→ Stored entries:

* START *

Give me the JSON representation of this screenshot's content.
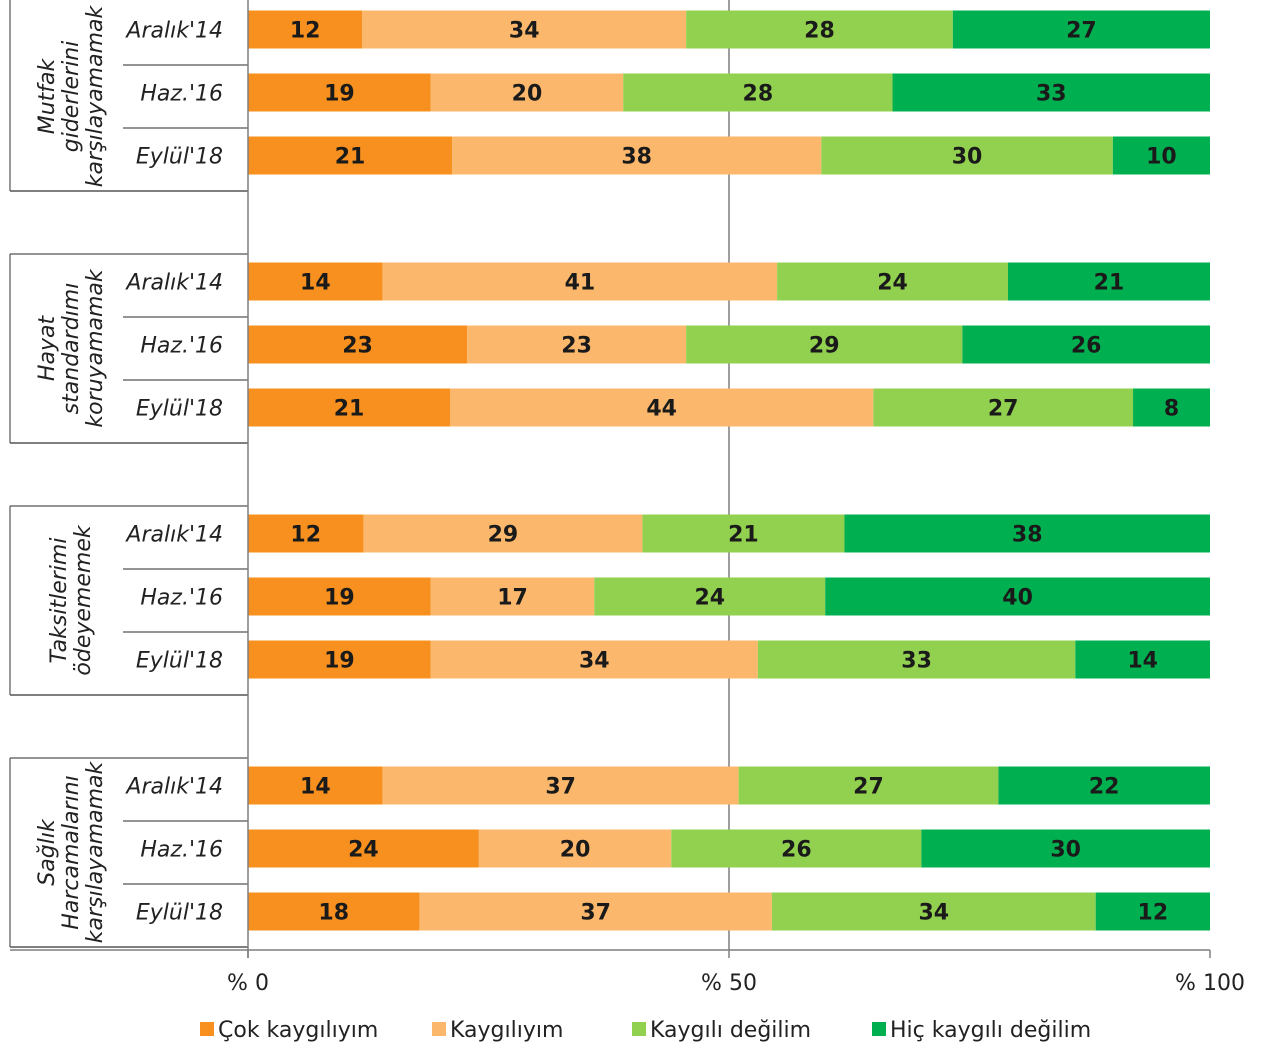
{
  "chart_data": {
    "type": "bar",
    "orientation": "horizontal",
    "stacked": true,
    "x_ticks": [
      "% 0",
      "% 50",
      "% 100"
    ],
    "xlim": [
      0,
      100
    ],
    "gridline_at": 50,
    "legend_position": "bottom",
    "series": [
      {
        "name": "Çok kaygılıyım",
        "color": "#F7901E"
      },
      {
        "name": "Kaygılıyım",
        "color": "#FBB86C"
      },
      {
        "name": "Kaygılı değilim",
        "color": "#92D050"
      },
      {
        "name": "Hiç kaygılı değilim",
        "color": "#00B050"
      }
    ],
    "groups": [
      {
        "label_lines": [
          "Mutfak",
          "giderlerini",
          "karşılayamamak"
        ],
        "rows": [
          {
            "period": "Aralık'14",
            "values": [
              12,
              34,
              28,
              27
            ]
          },
          {
            "period": "Haz.'16",
            "values": [
              19,
              20,
              28,
              33
            ]
          },
          {
            "period": "Eylül'18",
            "values": [
              21,
              38,
              30,
              10
            ]
          }
        ]
      },
      {
        "label_lines": [
          "Hayat",
          "standardımı",
          "koruyamamak"
        ],
        "rows": [
          {
            "period": "Aralık'14",
            "values": [
              14,
              41,
              24,
              21
            ]
          },
          {
            "period": "Haz.'16",
            "values": [
              23,
              23,
              29,
              26
            ]
          },
          {
            "period": "Eylül'18",
            "values": [
              21,
              44,
              27,
              8
            ]
          }
        ]
      },
      {
        "label_lines": [
          "Taksitlerimi",
          "ödeyememek"
        ],
        "rows": [
          {
            "period": "Aralık'14",
            "values": [
              12,
              29,
              21,
              38
            ]
          },
          {
            "period": "Haz.'16",
            "values": [
              19,
              17,
              24,
              40
            ]
          },
          {
            "period": "Eylül'18",
            "values": [
              19,
              34,
              33,
              14
            ]
          }
        ]
      },
      {
        "label_lines": [
          "Sağlık",
          "Harcamalarını",
          "karşılayamamak"
        ],
        "rows": [
          {
            "period": "Aralık'14",
            "values": [
              14,
              37,
              27,
              22
            ]
          },
          {
            "period": "Haz.'16",
            "values": [
              24,
              20,
              26,
              30
            ]
          },
          {
            "period": "Eylül'18",
            "values": [
              18,
              37,
              34,
              12
            ]
          }
        ]
      }
    ]
  }
}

* END *

→ REQUIRED WORK: Give only the number of lines above that hold the string "color".

→ COMPLETED TASK: 4